• _What you have to do_:
Reproduce the records below exactly as they appear, omitting any pictures they contain.

• _Exercise input_:

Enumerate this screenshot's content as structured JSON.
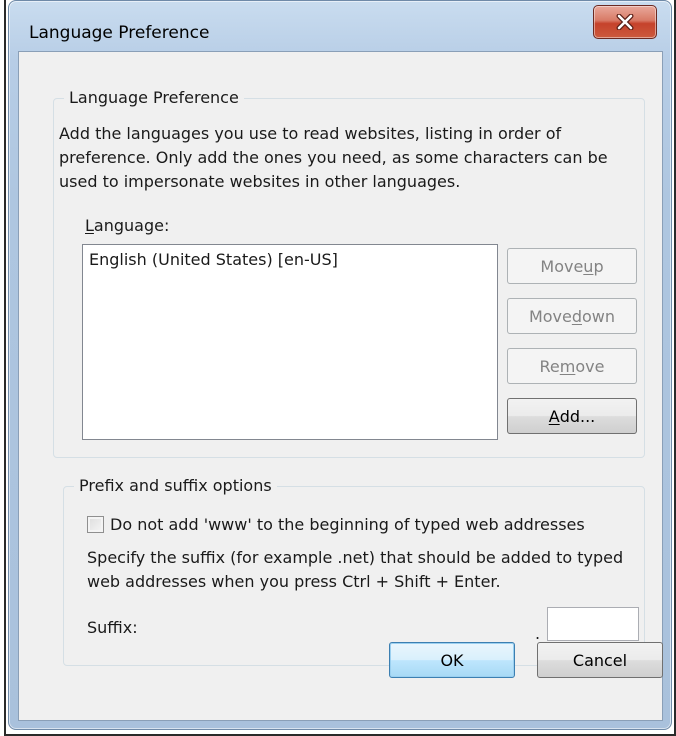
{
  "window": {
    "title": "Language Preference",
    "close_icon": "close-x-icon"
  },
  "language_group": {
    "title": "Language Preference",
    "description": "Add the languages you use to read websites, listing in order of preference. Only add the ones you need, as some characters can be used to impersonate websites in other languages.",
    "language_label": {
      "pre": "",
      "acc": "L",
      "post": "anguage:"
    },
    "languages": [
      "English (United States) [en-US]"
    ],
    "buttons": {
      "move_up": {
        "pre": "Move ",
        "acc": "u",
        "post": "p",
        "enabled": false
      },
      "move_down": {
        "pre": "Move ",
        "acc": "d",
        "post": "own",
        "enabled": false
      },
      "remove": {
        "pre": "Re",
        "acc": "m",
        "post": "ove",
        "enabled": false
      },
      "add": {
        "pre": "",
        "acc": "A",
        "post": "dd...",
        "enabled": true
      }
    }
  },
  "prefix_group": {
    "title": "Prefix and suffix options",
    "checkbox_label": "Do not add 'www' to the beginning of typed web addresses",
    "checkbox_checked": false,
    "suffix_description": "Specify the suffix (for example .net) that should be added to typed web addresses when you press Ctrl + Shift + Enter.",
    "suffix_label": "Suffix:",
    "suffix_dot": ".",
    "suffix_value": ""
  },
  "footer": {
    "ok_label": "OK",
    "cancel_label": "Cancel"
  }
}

• _Problem solution_:
Enumerate this screenshot's content as structured JSON.
{
  "window": {
    "title": "Language Preference",
    "close_icon": "close-x-icon"
  },
  "language_group": {
    "title": "Language Preference",
    "description": "Add the languages you use to read websites, listing in order of preference. Only add the ones you need, as some characters can be used to impersonate websites in other languages.",
    "language_label": {
      "pre": "",
      "acc": "L",
      "post": "anguage:"
    },
    "languages": [
      "English (United States) [en-US]"
    ],
    "buttons": {
      "move_up": {
        "pre": "Move ",
        "acc": "u",
        "post": "p",
        "enabled": false
      },
      "move_down": {
        "pre": "Move ",
        "acc": "d",
        "post": "own",
        "enabled": false
      },
      "remove": {
        "pre": "Re",
        "acc": "m",
        "post": "ove",
        "enabled": false
      },
      "add": {
        "pre": "",
        "acc": "A",
        "post": "dd...",
        "enabled": true
      }
    }
  },
  "prefix_group": {
    "title": "Prefix and suffix options",
    "checkbox_label": "Do not add 'www' to the beginning of typed web addresses",
    "checkbox_checked": false,
    "suffix_description": "Specify the suffix (for example .net) that should be added to typed web addresses when you press Ctrl + Shift + Enter.",
    "suffix_label": "Suffix:",
    "suffix_dot": ".",
    "suffix_value": ""
  },
  "footer": {
    "ok_label": "OK",
    "cancel_label": "Cancel"
  }
}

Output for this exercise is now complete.